▶ [EXTRACTED INFORMATION]
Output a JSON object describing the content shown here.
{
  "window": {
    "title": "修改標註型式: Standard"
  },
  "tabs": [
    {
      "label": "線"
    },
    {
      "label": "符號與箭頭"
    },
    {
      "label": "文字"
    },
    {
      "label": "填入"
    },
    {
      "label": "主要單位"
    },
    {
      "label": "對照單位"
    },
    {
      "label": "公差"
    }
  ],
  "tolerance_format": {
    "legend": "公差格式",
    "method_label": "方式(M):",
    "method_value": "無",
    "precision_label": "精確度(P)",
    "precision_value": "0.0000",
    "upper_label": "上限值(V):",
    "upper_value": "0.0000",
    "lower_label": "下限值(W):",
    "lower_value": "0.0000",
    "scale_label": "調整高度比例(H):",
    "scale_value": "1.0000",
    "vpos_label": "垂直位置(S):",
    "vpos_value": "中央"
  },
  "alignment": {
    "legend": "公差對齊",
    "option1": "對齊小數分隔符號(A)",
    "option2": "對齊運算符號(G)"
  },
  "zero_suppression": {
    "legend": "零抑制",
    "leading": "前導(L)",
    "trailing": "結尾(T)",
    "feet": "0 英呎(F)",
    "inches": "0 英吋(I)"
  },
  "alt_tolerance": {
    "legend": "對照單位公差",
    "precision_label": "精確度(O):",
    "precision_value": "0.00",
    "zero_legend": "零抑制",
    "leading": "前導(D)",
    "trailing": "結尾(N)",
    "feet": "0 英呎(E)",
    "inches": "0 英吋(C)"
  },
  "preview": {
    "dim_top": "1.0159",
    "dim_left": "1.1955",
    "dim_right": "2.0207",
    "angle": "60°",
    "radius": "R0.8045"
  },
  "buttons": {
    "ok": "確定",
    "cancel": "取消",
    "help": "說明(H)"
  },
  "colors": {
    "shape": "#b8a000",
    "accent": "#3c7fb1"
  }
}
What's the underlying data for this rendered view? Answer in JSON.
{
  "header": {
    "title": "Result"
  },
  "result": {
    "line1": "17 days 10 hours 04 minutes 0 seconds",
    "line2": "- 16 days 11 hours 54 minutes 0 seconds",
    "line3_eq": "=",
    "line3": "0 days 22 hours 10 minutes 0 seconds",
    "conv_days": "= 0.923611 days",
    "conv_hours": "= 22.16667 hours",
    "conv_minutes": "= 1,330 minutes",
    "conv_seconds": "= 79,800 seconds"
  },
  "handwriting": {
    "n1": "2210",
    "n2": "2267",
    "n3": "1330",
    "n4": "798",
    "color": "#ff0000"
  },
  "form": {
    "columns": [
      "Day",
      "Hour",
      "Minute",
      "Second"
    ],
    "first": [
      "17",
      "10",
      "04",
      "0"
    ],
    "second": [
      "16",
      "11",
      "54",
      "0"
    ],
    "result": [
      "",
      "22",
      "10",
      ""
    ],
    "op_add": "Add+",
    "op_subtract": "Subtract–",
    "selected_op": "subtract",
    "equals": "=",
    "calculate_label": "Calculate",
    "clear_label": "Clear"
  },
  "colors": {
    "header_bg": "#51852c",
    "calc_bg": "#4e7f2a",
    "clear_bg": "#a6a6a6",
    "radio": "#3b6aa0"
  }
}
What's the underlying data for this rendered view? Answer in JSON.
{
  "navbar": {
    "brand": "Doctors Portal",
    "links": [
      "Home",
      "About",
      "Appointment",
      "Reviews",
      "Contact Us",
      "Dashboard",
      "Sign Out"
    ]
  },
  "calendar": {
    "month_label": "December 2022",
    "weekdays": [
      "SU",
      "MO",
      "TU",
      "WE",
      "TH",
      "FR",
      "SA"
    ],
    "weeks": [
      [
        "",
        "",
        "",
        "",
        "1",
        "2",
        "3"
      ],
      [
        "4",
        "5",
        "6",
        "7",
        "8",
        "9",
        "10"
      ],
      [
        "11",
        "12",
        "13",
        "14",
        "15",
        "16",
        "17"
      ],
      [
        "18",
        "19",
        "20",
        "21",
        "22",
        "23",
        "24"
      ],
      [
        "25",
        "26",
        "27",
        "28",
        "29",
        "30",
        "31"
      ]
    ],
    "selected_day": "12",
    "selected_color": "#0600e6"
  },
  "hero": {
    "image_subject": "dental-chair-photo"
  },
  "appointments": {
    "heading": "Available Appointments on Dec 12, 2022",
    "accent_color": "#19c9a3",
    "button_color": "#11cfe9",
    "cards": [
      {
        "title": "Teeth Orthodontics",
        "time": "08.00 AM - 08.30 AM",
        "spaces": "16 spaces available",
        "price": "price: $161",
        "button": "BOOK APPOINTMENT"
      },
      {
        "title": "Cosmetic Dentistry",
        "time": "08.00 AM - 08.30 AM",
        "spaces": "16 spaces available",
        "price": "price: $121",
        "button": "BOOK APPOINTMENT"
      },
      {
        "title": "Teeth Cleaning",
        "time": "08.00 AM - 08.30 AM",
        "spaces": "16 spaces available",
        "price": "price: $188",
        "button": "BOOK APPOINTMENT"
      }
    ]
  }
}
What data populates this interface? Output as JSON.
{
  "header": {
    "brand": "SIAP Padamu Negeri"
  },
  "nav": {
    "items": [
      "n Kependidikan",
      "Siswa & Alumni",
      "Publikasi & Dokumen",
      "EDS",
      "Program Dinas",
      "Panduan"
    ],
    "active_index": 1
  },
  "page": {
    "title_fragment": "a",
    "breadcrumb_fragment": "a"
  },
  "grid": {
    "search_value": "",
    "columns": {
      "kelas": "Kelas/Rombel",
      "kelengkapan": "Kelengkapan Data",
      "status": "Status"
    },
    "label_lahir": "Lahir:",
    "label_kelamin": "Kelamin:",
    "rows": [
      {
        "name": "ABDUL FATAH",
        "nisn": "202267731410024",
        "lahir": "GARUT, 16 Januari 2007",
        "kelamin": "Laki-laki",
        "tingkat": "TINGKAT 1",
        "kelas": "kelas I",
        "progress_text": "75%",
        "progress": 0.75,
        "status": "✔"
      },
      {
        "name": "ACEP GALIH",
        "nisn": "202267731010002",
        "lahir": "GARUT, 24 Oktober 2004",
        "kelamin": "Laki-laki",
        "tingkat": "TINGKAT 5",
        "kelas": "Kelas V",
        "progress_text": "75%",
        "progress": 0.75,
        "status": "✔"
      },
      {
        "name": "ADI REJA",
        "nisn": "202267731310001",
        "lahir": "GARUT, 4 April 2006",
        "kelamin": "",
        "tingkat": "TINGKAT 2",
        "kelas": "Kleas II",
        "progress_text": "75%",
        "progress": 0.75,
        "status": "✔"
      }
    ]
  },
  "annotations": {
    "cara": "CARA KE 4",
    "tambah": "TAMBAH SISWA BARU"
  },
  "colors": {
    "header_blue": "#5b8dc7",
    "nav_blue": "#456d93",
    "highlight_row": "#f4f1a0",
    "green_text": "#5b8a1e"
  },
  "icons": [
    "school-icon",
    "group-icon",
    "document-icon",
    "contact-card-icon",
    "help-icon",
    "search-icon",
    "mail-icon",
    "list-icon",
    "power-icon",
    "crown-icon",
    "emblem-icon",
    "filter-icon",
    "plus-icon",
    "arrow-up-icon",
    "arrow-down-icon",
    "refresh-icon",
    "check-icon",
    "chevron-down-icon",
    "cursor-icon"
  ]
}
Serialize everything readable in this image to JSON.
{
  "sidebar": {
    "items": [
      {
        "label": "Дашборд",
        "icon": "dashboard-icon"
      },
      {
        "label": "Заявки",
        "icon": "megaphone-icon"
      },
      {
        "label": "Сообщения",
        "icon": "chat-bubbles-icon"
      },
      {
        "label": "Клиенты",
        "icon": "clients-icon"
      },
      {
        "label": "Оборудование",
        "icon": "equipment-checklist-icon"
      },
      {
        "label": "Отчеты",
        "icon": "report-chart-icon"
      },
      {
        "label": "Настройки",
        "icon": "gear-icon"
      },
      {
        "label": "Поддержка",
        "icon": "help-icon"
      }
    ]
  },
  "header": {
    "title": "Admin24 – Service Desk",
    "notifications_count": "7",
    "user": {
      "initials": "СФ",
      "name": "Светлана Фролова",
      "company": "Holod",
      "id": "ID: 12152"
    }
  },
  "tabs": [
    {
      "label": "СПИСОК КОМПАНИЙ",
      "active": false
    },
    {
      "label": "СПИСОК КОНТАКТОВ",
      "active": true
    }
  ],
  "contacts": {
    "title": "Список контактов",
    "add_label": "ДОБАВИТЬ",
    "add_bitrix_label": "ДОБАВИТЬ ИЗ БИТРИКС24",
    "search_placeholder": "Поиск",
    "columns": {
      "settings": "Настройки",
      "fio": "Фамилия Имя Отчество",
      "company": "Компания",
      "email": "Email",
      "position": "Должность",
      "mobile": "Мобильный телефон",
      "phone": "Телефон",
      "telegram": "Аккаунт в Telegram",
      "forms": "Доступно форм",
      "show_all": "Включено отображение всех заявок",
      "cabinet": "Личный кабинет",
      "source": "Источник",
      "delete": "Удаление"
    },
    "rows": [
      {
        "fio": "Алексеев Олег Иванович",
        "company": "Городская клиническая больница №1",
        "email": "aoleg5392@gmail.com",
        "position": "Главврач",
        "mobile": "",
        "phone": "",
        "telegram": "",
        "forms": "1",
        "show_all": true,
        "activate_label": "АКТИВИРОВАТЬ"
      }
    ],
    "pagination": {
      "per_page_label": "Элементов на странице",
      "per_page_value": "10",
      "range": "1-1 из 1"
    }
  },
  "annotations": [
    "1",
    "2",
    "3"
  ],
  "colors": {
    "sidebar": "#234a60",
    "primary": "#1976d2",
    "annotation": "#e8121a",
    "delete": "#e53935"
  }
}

▶ [GIVEN TASK]
Return every line in the listing that contains the word "nisn".

▶ [SOLUTION TO THE PROBLEM]
        "nisn": "202267731410024",
        "nisn": "202267731010002",
        "nisn": "202267731310001",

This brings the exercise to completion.